**Your objective:**
Gather each line of the entries below that includes "Ratio".

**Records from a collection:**
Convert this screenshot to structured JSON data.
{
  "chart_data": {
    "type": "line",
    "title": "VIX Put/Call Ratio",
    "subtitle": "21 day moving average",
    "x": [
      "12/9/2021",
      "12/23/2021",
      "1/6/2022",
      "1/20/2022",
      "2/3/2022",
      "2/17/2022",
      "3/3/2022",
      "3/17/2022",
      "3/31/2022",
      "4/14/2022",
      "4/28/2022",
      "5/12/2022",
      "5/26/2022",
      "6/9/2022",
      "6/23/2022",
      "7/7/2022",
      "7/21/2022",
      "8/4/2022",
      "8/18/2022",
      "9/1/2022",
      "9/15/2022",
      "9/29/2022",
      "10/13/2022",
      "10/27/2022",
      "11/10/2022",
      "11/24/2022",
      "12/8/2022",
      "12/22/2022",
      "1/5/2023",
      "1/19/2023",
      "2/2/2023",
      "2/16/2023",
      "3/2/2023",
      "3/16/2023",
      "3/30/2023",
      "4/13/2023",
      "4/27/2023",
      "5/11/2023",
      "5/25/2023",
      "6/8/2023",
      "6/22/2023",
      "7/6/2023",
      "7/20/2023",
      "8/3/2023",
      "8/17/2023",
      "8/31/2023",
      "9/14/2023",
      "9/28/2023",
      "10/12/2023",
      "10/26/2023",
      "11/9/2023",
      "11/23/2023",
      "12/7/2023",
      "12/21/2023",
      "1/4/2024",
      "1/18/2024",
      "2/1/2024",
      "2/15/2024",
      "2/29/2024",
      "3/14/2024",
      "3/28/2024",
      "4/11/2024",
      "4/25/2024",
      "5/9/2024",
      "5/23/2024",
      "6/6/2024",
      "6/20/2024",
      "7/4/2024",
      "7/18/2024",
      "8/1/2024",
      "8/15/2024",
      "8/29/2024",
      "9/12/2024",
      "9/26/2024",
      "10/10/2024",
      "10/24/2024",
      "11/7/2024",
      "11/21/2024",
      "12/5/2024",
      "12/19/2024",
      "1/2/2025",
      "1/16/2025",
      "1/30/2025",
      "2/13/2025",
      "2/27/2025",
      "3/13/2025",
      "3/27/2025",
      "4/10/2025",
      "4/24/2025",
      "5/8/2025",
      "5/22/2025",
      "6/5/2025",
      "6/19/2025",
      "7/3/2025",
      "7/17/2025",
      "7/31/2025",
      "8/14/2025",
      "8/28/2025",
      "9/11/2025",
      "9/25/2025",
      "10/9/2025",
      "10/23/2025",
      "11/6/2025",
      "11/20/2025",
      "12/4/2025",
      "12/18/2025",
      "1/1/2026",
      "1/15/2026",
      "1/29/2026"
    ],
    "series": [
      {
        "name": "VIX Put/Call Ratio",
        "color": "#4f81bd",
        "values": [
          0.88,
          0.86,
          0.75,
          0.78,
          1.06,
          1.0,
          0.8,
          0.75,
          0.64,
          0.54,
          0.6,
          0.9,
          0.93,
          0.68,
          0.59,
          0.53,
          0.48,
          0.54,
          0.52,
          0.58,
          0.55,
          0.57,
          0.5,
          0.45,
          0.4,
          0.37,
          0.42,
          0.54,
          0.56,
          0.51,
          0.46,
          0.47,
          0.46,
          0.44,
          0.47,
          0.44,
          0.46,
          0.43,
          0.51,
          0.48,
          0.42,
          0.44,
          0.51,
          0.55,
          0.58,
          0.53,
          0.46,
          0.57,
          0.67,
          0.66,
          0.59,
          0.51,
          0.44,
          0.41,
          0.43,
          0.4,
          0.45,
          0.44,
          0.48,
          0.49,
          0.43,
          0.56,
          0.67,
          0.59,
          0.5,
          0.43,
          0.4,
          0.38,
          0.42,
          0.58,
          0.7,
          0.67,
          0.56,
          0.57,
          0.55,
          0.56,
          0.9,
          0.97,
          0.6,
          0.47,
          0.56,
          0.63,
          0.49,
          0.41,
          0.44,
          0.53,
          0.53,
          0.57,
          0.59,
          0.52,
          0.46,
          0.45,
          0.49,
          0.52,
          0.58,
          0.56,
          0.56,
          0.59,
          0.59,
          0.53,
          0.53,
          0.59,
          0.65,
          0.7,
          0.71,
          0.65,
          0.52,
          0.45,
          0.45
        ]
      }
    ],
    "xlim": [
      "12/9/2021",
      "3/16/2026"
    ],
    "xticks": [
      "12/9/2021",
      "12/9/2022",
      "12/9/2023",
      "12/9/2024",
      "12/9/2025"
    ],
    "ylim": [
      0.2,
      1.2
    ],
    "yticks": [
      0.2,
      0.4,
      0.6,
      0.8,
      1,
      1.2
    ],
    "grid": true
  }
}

**Answer to the task:**
    "title": "VIX Put/Call Ratio",
        "name": "VIX Put/Call Ratio",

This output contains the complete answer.